> _EXERCISE DESCRIPTION_
Convert everything in the material from the line containing "Patent image size: (804, 454)." down to and including the line containing "The substrate 310 is at (338, 421)." into a JSON list of strings, one string per line, with blank lines omitted.
* * * *
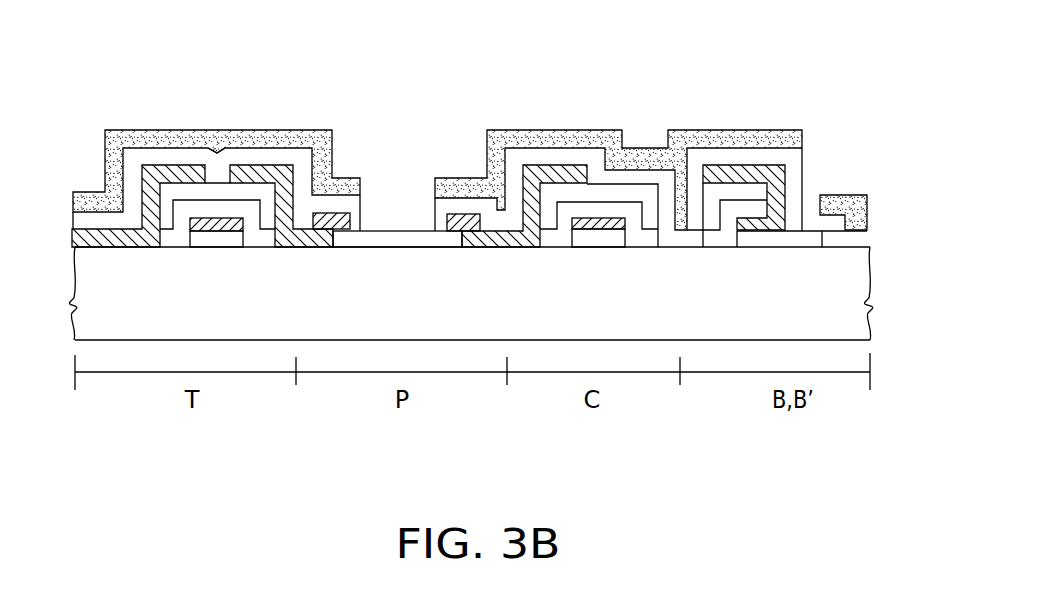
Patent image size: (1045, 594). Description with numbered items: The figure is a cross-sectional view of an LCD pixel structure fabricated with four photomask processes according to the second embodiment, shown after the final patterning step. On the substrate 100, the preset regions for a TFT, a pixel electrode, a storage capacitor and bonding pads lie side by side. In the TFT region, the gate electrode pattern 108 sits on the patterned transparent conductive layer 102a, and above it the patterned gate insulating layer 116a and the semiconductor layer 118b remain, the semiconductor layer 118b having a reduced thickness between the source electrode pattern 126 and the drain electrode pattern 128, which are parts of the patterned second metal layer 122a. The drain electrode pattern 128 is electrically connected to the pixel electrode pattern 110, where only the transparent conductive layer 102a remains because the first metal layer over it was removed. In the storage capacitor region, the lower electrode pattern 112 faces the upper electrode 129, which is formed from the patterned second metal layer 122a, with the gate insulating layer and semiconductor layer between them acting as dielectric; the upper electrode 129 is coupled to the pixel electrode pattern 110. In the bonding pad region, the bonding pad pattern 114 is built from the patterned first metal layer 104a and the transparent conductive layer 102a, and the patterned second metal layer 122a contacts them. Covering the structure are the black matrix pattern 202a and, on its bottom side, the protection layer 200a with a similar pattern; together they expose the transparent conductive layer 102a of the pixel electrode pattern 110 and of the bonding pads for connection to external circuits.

The substrate 100 is at (818, 332).
The patterned transparent conductive layer 102a is at (808, 240).
The patterned first metal layer 104a is at (750, 233).
The gate electrode pattern 108 is at (233, 207).
The pixel electrode pattern 110 is at (403, 210).
The lower electrode pattern 112 is at (600, 202).
The bonding pad pattern 114 is at (801, 217).
The patterned gate insulating layer 116a is at (255, 245).
The semiconductor layer 118b is at (167, 217).
The patterned second metal layer 122a is at (733, 168).
The source electrode pattern 126 is at (177, 149).
The drain electrode pattern 128 is at (257, 151).
The upper electrode 129 is at (561, 148).
The protection layer 200a is at (133, 158).
The black matrix pattern 202a is at (220, 135).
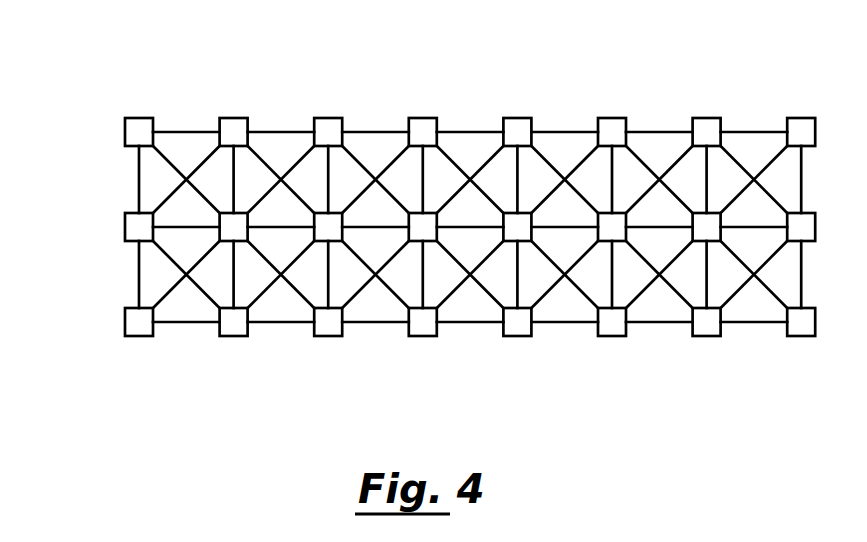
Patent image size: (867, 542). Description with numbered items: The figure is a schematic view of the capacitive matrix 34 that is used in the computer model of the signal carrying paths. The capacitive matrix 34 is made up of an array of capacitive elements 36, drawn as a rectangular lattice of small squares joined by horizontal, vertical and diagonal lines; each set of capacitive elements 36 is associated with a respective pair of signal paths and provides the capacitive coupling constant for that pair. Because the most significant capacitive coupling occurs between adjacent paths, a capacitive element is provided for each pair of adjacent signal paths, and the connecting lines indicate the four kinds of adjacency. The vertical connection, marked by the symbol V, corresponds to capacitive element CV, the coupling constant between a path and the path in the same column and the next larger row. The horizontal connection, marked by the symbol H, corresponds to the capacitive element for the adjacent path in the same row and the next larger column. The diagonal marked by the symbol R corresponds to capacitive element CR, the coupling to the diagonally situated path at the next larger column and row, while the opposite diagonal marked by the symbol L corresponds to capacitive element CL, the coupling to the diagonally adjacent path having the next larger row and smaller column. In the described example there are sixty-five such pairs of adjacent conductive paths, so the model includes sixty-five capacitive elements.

The capacitive matrix 34 is at (96, 327).
The capacitive element 36 is at (309, 328).
The symbol L is at (391, 199).
The symbol V is at (424, 172).
The symbol R is at (486, 156).
The symbol H is at (491, 197).
The capacitive element CV is at (426, 233).
The capacitive element CR is at (422, 274).
The capacitive element CL is at (422, 274).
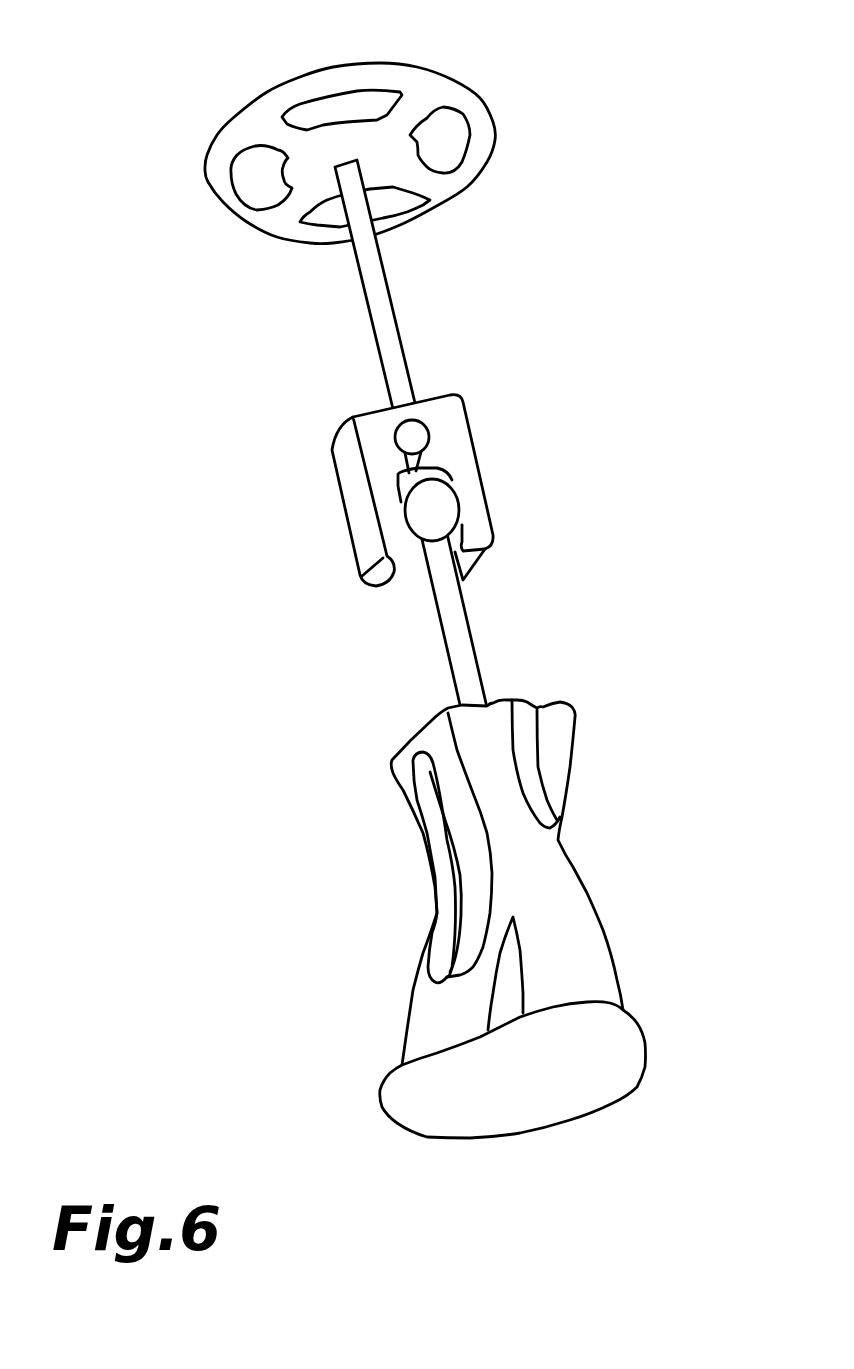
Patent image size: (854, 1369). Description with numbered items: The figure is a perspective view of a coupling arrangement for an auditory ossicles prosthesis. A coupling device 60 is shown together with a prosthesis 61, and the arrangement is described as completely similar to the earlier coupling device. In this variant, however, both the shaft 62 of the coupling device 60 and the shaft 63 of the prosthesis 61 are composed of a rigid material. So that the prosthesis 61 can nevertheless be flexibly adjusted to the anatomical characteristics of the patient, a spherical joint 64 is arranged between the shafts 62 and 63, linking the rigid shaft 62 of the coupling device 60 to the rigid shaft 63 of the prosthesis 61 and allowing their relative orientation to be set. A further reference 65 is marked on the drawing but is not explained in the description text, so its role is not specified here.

The coupling device 60 is at (541, 856).
The prosthesis 61 is at (425, 122).
The shaft of the coupling device 62 is at (453, 633).
The shaft of the prosthesis 63 is at (393, 334).
The spherical joint 64 is at (505, 477).
The grip recess 65 is at (397, 800).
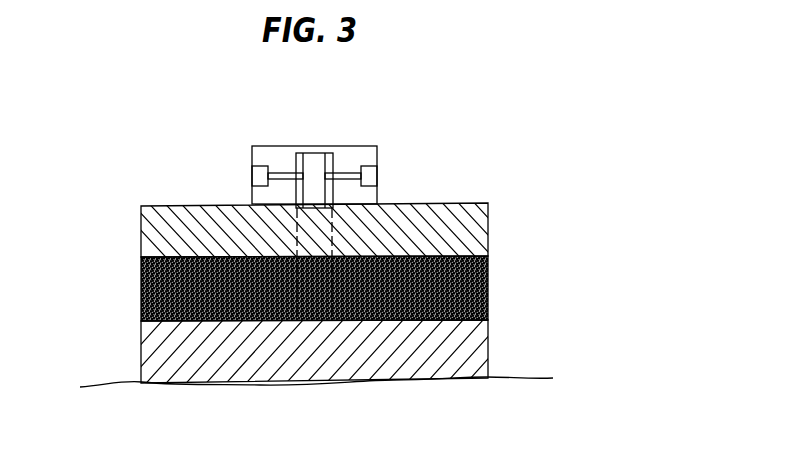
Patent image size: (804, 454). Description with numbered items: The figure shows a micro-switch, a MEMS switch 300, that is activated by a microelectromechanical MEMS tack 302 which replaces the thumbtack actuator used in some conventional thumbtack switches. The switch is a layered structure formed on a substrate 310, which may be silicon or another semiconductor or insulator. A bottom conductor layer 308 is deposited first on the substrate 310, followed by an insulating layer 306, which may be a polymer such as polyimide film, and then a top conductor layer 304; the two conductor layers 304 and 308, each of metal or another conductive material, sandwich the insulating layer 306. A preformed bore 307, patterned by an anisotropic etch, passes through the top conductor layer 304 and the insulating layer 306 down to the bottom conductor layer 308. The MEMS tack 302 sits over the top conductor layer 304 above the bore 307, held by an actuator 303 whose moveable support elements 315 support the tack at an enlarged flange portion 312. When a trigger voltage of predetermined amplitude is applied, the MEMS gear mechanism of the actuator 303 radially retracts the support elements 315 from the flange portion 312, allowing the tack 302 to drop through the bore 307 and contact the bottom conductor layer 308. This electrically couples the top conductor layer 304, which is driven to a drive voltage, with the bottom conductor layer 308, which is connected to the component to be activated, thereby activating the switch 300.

The MEMS switch 300 is at (138, 155).
The MEMS tack 302 is at (313, 163).
The enlarged flange portion 312 is at (338, 158).
The moveable support elements 315 is at (352, 170).
The actuator 303 is at (372, 175).
The preformed bore 307 is at (297, 292).
The top conductor layer 304 is at (142, 232).
The insulating layer 306 is at (142, 288).
The bottom conductor layer 308 is at (142, 340).
The substrate 310 is at (338, 421).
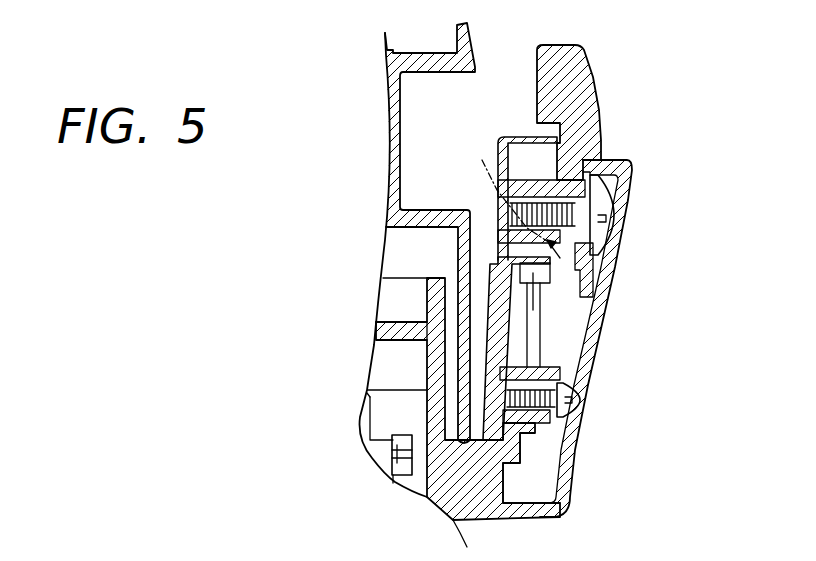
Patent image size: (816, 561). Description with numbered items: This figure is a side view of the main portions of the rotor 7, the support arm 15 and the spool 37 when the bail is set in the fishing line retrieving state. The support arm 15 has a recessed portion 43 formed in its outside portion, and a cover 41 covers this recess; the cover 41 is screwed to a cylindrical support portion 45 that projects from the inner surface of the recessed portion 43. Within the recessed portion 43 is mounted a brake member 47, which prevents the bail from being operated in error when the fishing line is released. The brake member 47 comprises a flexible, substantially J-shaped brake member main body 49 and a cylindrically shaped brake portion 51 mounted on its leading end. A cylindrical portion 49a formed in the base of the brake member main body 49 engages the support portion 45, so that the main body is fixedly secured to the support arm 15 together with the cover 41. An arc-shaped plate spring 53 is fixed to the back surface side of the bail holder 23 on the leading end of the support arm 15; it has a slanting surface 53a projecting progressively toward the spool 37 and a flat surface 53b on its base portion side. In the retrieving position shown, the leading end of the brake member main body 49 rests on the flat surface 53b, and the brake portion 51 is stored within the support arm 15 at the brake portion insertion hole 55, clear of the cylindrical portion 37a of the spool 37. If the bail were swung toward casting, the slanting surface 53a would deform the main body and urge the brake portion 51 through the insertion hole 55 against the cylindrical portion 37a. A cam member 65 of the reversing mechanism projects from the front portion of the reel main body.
* * * *
> _RESPONSE TO THE EXERCISE_
[
  "Patent image size: (804, 454). Description with numbered items: The figure shows a micro-switch, a MEMS switch 300, that is activated by a microelectromechanical MEMS tack 302 which replaces the thumbtack actuator used in some conventional thumbtack switches. The switch is a layered structure formed on a substrate 310, which may be silicon or another semiconductor or insulator. A bottom conductor layer 308 is deposited first on the substrate 310, followed by an insulating layer 306, which may be a polymer such as polyimide film, and then a top conductor layer 304; the two conductor layers 304 and 308, each of metal or another conductive material, sandwich the insulating layer 306. A preformed bore 307, patterned by an anisotropic etch, passes through the top conductor layer 304 and the insulating layer 306 down to the bottom conductor layer 308. The MEMS tack 302 sits over the top conductor layer 304 above the bore 307, held by an actuator 303 whose moveable support elements 315 support the tack at an enlarged flange portion 312. When a trigger voltage of predetermined amplitude is applied, the MEMS gear mechanism of the actuator 303 radially retracts the support elements 315 from the flange portion 312, allowing the tack 302 to drop through the bore 307 and contact the bottom conductor layer 308. This electrically couples the top conductor layer 304, which is driven to a drive voltage, with the bottom conductor layer 308, which is connected to the component to be activated, thereby activating the switch 300.",
  "The MEMS switch 300 is at (138, 155).",
  "The MEMS tack 302 is at (313, 163).",
  "The enlarged flange portion 312 is at (338, 158).",
  "The moveable support elements 315 is at (352, 170).",
  "The actuator 303 is at (372, 175).",
  "The preformed bore 307 is at (297, 292).",
  "The top conductor layer 304 is at (142, 232).",
  "The insulating layer 306 is at (142, 288).",
  "The bottom conductor layer 308 is at (142, 340).",
  "The substrate 310 is at (338, 421)."
]